==== Record extracts ====

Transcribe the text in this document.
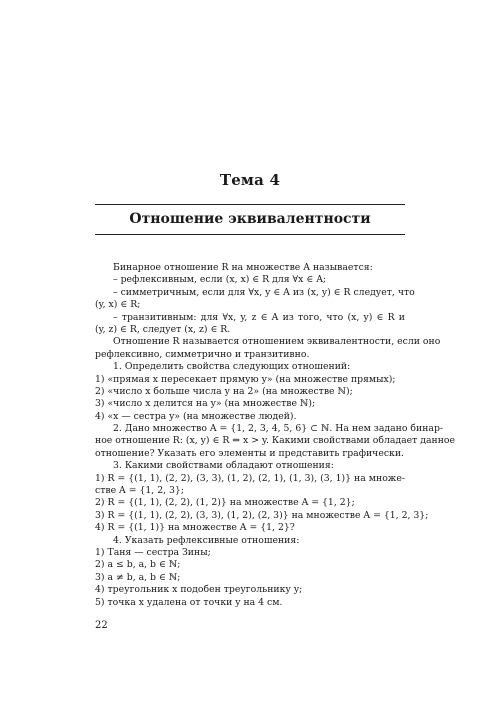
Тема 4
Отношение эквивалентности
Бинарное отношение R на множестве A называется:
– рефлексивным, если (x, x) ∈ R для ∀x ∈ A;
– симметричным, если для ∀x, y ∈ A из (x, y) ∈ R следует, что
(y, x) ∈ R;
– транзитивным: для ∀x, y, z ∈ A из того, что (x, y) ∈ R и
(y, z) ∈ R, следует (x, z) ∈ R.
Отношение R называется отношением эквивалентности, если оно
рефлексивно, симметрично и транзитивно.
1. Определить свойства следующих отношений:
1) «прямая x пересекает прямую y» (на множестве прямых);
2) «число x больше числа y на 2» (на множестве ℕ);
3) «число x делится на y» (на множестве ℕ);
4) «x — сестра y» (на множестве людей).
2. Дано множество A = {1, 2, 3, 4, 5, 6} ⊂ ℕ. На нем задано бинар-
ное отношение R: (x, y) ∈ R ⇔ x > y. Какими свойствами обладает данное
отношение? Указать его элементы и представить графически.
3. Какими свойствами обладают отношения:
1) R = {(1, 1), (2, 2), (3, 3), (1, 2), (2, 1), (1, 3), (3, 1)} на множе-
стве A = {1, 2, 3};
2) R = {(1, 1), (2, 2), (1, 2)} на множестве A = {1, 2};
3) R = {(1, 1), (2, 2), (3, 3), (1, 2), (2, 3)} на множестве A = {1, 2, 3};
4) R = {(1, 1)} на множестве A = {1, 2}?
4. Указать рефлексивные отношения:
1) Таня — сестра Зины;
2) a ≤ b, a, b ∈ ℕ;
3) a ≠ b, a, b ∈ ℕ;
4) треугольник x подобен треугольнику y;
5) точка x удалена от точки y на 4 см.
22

====
==== Record extracts ====

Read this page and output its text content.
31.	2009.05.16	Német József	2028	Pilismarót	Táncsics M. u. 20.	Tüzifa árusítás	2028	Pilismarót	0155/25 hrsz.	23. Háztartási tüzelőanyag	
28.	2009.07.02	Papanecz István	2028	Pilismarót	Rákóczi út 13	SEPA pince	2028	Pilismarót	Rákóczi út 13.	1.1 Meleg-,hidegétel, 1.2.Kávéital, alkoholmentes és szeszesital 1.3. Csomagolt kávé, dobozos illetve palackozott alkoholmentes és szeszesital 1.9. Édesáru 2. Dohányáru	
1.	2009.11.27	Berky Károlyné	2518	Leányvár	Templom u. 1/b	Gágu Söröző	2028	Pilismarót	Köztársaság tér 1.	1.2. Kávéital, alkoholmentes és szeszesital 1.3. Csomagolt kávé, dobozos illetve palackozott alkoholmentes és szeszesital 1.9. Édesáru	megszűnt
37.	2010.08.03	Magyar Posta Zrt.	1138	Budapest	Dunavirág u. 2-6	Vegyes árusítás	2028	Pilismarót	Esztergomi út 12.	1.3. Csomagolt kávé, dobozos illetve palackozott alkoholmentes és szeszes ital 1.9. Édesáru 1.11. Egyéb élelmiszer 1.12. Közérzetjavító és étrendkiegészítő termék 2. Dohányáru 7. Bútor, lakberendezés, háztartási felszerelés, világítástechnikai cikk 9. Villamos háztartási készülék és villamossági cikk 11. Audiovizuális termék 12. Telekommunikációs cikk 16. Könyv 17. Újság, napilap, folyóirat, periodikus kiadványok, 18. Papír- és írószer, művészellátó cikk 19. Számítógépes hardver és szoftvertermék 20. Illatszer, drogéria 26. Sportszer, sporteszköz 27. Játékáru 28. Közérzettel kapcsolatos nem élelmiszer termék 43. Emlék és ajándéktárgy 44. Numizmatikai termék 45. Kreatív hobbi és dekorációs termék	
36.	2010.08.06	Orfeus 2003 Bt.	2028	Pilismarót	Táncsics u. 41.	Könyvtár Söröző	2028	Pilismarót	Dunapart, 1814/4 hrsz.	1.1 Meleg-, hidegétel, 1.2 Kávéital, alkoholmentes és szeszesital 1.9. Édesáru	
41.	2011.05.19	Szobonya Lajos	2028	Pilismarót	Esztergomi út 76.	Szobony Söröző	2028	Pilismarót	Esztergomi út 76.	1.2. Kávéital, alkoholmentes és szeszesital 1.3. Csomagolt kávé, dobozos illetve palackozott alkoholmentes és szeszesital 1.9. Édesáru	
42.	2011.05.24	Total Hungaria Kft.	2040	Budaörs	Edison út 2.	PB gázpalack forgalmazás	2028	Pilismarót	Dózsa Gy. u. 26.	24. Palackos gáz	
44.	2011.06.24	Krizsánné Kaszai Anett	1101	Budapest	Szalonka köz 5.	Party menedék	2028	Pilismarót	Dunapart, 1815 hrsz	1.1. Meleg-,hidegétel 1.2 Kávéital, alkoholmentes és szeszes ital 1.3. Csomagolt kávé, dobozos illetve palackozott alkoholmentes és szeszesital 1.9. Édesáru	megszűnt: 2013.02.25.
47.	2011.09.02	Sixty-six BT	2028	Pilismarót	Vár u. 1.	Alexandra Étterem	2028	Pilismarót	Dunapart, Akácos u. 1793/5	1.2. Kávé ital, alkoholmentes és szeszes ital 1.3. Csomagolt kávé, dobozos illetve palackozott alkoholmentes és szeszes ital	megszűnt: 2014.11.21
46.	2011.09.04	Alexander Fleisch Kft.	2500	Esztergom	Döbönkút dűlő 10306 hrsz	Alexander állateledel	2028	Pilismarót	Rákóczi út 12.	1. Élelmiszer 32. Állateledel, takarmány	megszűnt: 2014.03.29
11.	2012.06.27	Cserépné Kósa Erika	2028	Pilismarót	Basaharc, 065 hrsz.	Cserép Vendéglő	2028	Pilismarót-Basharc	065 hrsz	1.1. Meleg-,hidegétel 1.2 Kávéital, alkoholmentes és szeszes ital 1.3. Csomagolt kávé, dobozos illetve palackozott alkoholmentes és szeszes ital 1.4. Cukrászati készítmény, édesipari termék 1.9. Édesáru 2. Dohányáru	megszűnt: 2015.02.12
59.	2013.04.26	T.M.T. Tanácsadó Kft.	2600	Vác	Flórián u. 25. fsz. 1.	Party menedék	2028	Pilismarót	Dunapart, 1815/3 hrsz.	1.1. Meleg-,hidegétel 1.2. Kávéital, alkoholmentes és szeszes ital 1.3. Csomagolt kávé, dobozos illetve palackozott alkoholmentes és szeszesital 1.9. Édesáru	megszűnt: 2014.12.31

====

Wherever "menedék" shows up in a line, copy that line.

Task response:
44.	2011.06.24	Krizsánné Kaszai Anett	1101	Budapest	Szalonka köz 5.	Party menedék	2028	Pilismarót	Dunapart, 1815 hrsz	1.1. Meleg-,hidegétel 1.2 Kávéital, alkoholmentes és szeszes ital 1.3. Csomagolt kávé, dobozos illetve palackozott alkoholmentes és szeszesital 1.9. Édesáru	megszűnt: 2013.02.25.
59.	2013.04.26	T.M.T. Tanácsadó Kft.	2600	Vác	Flórián u. 25. fsz. 1.	Party menedék	2028	Pilismarót	Dunapart, 1815/3 hrsz.	1.1. Meleg-,hidegétel 1.2. Kávéital, alkoholmentes és szeszes ital 1.3. Csomagolt kávé, dobozos illetve palackozott alkoholmentes és szeszesital 1.9. Édesáru	megszűnt: 2014.12.31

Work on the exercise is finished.